[EXERCISE AIM] Please repeat all of the listing exactly.

[DATASET EXTRACT]
>>>>
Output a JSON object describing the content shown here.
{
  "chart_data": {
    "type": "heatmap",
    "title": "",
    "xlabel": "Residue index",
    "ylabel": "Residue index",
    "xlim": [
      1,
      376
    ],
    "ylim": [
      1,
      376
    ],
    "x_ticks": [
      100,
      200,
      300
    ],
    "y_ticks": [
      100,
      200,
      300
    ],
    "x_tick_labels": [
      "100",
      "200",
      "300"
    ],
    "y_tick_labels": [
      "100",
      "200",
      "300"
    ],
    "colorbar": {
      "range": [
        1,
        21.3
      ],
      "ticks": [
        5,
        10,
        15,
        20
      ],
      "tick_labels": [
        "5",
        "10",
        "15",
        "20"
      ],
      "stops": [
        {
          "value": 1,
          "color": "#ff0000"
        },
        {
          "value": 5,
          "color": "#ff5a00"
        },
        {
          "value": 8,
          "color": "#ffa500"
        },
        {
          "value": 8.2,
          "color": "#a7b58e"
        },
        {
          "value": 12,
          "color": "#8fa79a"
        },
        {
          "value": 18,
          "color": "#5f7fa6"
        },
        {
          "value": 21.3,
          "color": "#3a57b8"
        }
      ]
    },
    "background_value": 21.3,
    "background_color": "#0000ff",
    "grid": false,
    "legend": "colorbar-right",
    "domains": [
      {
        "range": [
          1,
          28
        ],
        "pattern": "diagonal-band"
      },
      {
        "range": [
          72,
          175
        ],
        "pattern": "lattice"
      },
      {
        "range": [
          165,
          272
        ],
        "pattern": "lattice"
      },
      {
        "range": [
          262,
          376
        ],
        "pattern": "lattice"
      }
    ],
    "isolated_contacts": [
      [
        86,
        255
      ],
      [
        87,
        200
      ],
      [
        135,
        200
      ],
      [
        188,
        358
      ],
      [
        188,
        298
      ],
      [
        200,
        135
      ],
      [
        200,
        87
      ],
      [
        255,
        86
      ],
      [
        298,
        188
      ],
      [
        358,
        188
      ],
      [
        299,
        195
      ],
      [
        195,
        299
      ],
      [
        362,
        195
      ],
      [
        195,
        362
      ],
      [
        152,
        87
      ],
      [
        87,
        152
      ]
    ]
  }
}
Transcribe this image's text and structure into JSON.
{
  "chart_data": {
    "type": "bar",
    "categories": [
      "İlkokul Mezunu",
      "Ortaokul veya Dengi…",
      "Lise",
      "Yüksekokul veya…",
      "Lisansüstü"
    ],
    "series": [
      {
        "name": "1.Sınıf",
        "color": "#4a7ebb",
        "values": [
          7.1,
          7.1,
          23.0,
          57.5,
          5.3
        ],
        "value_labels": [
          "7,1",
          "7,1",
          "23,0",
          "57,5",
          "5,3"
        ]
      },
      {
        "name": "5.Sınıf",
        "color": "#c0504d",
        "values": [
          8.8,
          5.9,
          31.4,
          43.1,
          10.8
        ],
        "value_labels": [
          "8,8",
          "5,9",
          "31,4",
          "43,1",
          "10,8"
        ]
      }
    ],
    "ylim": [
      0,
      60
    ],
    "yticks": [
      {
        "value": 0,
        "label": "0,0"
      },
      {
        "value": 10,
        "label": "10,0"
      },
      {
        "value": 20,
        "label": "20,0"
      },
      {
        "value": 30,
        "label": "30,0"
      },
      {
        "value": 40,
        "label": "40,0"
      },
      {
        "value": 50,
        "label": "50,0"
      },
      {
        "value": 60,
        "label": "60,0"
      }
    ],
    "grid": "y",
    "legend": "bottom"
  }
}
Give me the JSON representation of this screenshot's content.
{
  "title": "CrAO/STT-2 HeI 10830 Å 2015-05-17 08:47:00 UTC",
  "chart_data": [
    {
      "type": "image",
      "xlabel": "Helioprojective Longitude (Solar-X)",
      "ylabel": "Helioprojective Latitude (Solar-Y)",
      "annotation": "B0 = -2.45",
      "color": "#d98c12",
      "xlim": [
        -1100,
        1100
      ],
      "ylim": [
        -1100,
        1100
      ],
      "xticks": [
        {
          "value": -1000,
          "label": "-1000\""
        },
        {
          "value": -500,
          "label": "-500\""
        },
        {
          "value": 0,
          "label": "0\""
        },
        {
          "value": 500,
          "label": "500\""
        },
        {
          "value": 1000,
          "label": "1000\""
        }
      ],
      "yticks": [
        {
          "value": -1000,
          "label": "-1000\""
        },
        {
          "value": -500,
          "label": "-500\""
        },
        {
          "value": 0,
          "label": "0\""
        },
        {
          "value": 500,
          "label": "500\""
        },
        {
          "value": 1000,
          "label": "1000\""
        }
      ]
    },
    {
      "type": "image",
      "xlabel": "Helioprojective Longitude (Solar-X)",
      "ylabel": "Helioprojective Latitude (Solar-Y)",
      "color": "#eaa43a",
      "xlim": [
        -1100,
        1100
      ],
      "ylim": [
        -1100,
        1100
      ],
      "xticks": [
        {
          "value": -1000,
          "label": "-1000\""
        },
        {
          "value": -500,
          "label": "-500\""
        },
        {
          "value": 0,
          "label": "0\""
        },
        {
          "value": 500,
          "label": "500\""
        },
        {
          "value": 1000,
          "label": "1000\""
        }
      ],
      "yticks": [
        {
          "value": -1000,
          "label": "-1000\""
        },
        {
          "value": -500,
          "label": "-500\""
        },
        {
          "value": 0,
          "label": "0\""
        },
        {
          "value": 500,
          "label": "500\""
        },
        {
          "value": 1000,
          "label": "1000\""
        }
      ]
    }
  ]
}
<<<<
[WRITTEN REPLY]
Output a JSON object describing the content shown here.
{
  "chart_data": {
    "type": "heatmap",
    "title": "",
    "xlabel": "Residue index",
    "ylabel": "Residue index",
    "xlim": [
      1,
      376
    ],
    "ylim": [
      1,
      376
    ],
    "x_ticks": [
      100,
      200,
      300
    ],
    "y_ticks": [
      100,
      200,
      300
    ],
    "x_tick_labels": [
      "100",
      "200",
      "300"
    ],
    "y_tick_labels": [
      "100",
      "200",
      "300"
    ],
    "colorbar": {
      "range": [
        1,
        21.3
      ],
      "ticks": [
        5,
        10,
        15,
        20
      ],
      "tick_labels": [
        "5",
        "10",
        "15",
        "20"
      ],
      "stops": [
        {
          "value": 1,
          "color": "#ff0000"
        },
        {
          "value": 5,
          "color": "#ff5a00"
        },
        {
          "value": 8,
          "color": "#ffa500"
        },
        {
          "value": 8.2,
          "color": "#a7b58e"
        },
        {
          "value": 12,
          "color": "#8fa79a"
        },
        {
          "value": 18,
          "color": "#5f7fa6"
        },
        {
          "value": 21.3,
          "color": "#3a57b8"
        }
      ]
    },
    "background_value": 21.3,
    "background_color": "#0000ff",
    "grid": false,
    "legend": "colorbar-right",
    "domains": [
      {
        "range": [
          1,
          28
        ],
        "pattern": "diagonal-band"
      },
      {
        "range": [
          72,
          175
        ],
        "pattern": "lattice"
      },
      {
        "range": [
          165,
          272
        ],
        "pattern": "lattice"
      },
      {
        "range": [
          262,
          376
        ],
        "pattern": "lattice"
      }
    ],
    "isolated_contacts": [
      [
        86,
        255
      ],
      [
        87,
        200
      ],
      [
        135,
        200
      ],
      [
        188,
        358
      ],
      [
        188,
        298
      ],
      [
        200,
        135
      ],
      [
        200,
        87
      ],
      [
        255,
        86
      ],
      [
        298,
        188
      ],
      [
        358,
        188
      ],
      [
        299,
        195
      ],
      [
        195,
        299
      ],
      [
        362,
        195
      ],
      [
        195,
        362
      ],
      [
        152,
        87
      ],
      [
        87,
        152
      ]
    ]
  }
}
Transcribe this image's text and structure into JSON.
{
  "chart_data": {
    "type": "bar",
    "categories": [
      "İlkokul Mezunu",
      "Ortaokul veya Dengi…",
      "Lise",
      "Yüksekokul veya…",
      "Lisansüstü"
    ],
    "series": [
      {
        "name": "1.Sınıf",
        "color": "#4a7ebb",
        "values": [
          7.1,
          7.1,
          23.0,
          57.5,
          5.3
        ],
        "value_labels": [
          "7,1",
          "7,1",
          "23,0",
          "57,5",
          "5,3"
        ]
      },
      {
        "name": "5.Sınıf",
        "color": "#c0504d",
        "values": [
          8.8,
          5.9,
          31.4,
          43.1,
          10.8
        ],
        "value_labels": [
          "8,8",
          "5,9",
          "31,4",
          "43,1",
          "10,8"
        ]
      }
    ],
    "ylim": [
      0,
      60
    ],
    "yticks": [
      {
        "value": 0,
        "label": "0,0"
      },
      {
        "value": 10,
        "label": "10,0"
      },
      {
        "value": 20,
        "label": "20,0"
      },
      {
        "value": 30,
        "label": "30,0"
      },
      {
        "value": 40,
        "label": "40,0"
      },
      {
        "value": 50,
        "label": "50,0"
      },
      {
        "value": 60,
        "label": "60,0"
      }
    ],
    "grid": "y",
    "legend": "bottom"
  }
}
Give me the JSON representation of this screenshot's content.
{
  "title": "CrAO/STT-2 HeI 10830 Å 2015-05-17 08:47:00 UTC",
  "chart_data": [
    {
      "type": "image",
      "xlabel": "Helioprojective Longitude (Solar-X)",
      "ylabel": "Helioprojective Latitude (Solar-Y)",
      "annotation": "B0 = -2.45",
      "color": "#d98c12",
      "xlim": [
        -1100,
        1100
      ],
      "ylim": [
        -1100,
        1100
      ],
      "xticks": [
        {
          "value": -1000,
          "label": "-1000\""
        },
        {
          "value": -500,
          "label": "-500\""
        },
        {
          "value": 0,
          "label": "0\""
        },
        {
          "value": 500,
          "label": "500\""
        },
        {
          "value": 1000,
          "label": "1000\""
        }
      ],
      "yticks": [
        {
          "value": -1000,
          "label": "-1000\""
        },
        {
          "value": -500,
          "label": "-500\""
        },
        {
          "value": 0,
          "label": "0\""
        },
        {
          "value": 500,
          "label": "500\""
        },
        {
          "value": 1000,
          "label": "1000\""
        }
      ]
    },
    {
      "type": "image",
      "xlabel": "Helioprojective Longitude (Solar-X)",
      "ylabel": "Helioprojective Latitude (Solar-Y)",
      "color": "#eaa43a",
      "xlim": [
        -1100,
        1100
      ],
      "ylim": [
        -1100,
        1100
      ],
      "xticks": [
        {
          "value": -1000,
          "label": "-1000\""
        },
        {
          "value": -500,
          "label": "-500\""
        },
        {
          "value": 0,
          "label": "0\""
        },
        {
          "value": 500,
          "label": "500\""
        },
        {
          "value": 1000,
          "label": "1000\""
        }
      ],
      "yticks": [
        {
          "value": -1000,
          "label": "-1000\""
        },
        {
          "value": -500,
          "label": "-500\""
        },
        {
          "value": 0,
          "label": "0\""
        },
        {
          "value": 500,
          "label": "500\""
        },
        {
          "value": 1000,
          "label": "1000\""
        }
      ]
    }
  ]
}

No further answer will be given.